Input records:
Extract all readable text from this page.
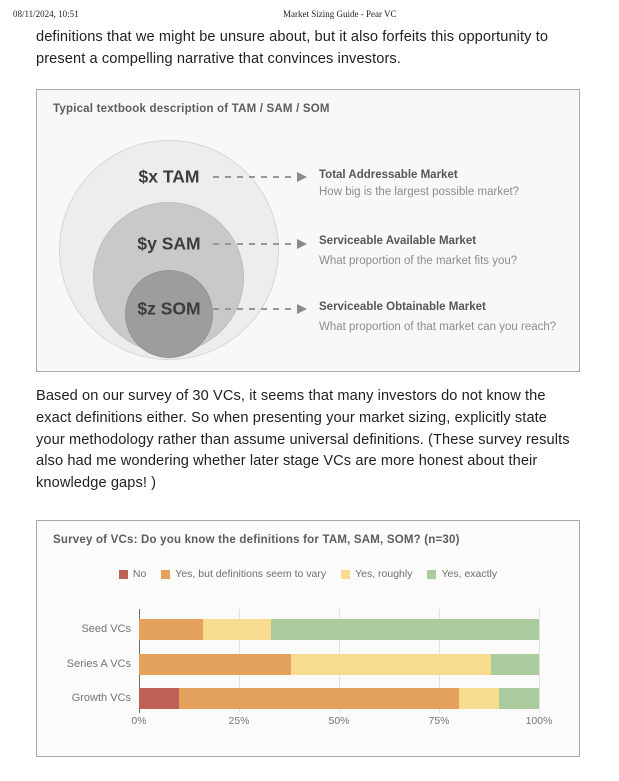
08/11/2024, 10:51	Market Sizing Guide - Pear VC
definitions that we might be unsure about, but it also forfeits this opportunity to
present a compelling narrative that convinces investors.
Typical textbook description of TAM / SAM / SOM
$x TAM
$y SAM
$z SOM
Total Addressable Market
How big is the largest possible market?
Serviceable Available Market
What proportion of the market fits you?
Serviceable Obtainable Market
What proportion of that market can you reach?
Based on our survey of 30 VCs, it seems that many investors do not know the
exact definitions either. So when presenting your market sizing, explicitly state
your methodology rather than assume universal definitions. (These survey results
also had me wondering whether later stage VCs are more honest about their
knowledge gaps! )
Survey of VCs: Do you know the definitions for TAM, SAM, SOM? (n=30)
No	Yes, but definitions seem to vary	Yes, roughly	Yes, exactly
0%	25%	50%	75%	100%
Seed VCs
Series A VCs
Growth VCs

Prompt:
Quote the data exactly, leaving every image out of the copy.

Result:
Extract all readable text from this page.
08/11/2024, 10:51	Market Sizing Guide - Pear VC
definitions that we might be unsure about, but it also forfeits this opportunity to
present a compelling narrative that convinces investors.
Typical textbook description of TAM / SAM / SOM
$x TAM
$y SAM
$z SOM
Total Addressable Market
How big is the largest possible market?
Serviceable Available Market
What proportion of the market fits you?
Serviceable Obtainable Market
What proportion of that market can you reach?
Based on our survey of 30 VCs, it seems that many investors do not know the
exact definitions either. So when presenting your market sizing, explicitly state
your methodology rather than assume universal definitions. (These survey results
also had me wondering whether later stage VCs are more honest about their
knowledge gaps! )
Survey of VCs: Do you know the definitions for TAM, SAM, SOM? (n=30)
No	Yes, but definitions seem to vary	Yes, roughly	Yes, exactly
0%	25%	50%	75%	100%
Seed VCs
Series A VCs
Growth VCs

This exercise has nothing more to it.